[Extracted data]:
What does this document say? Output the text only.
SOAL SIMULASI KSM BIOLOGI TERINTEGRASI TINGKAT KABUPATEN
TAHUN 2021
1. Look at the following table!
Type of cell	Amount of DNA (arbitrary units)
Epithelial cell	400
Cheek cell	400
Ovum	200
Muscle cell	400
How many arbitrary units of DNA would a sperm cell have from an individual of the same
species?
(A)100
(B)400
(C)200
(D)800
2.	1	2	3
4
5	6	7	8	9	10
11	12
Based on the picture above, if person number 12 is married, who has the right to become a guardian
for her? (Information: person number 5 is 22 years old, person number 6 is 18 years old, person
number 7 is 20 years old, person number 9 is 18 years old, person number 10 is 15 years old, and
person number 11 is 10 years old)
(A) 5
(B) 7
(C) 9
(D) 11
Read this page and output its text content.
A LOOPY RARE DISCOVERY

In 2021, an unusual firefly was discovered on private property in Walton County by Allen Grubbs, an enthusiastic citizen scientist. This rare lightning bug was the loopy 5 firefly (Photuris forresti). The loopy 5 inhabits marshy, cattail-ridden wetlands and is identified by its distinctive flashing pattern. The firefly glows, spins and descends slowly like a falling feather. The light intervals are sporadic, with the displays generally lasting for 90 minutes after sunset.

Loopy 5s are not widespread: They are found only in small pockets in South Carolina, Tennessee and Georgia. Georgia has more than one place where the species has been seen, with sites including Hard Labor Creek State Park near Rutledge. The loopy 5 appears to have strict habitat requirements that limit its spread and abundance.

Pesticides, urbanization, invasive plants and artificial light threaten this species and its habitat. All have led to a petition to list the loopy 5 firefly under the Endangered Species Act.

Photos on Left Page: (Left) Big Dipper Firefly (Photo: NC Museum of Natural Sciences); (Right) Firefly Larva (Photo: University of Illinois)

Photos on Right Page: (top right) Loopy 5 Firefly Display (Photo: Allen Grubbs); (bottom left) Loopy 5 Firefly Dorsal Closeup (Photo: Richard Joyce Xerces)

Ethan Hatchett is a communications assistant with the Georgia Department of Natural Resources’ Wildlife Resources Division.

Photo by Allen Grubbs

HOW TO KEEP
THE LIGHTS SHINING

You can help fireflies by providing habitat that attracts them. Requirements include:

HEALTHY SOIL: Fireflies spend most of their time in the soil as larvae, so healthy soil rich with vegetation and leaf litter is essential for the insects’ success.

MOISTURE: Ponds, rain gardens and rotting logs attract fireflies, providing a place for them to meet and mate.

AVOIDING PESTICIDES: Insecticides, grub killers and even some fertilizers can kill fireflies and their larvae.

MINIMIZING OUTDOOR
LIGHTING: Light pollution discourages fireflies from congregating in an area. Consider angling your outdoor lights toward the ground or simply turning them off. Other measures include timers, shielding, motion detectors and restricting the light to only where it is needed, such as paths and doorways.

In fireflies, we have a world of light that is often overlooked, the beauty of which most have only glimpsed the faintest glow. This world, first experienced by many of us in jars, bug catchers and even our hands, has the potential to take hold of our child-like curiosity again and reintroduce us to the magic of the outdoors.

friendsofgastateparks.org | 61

[Exercise instructions]: Look over the records above and copy each line that includes the string "Photo".

[Written solution]:
Photos on Left Page: (Left) Big Dipper Firefly (Photo: NC Museum of Natural Sciences); (Right) Firefly Larva (Photo: University of Illinois)
Photos on Right Page: (top right) Loopy 5 Firefly Display (Photo: Allen Grubbs); (bottom left) Loopy 5 Firefly Dorsal Closeup (Photo: Richard Joyce Xerces)
Photo by Allen Grubbs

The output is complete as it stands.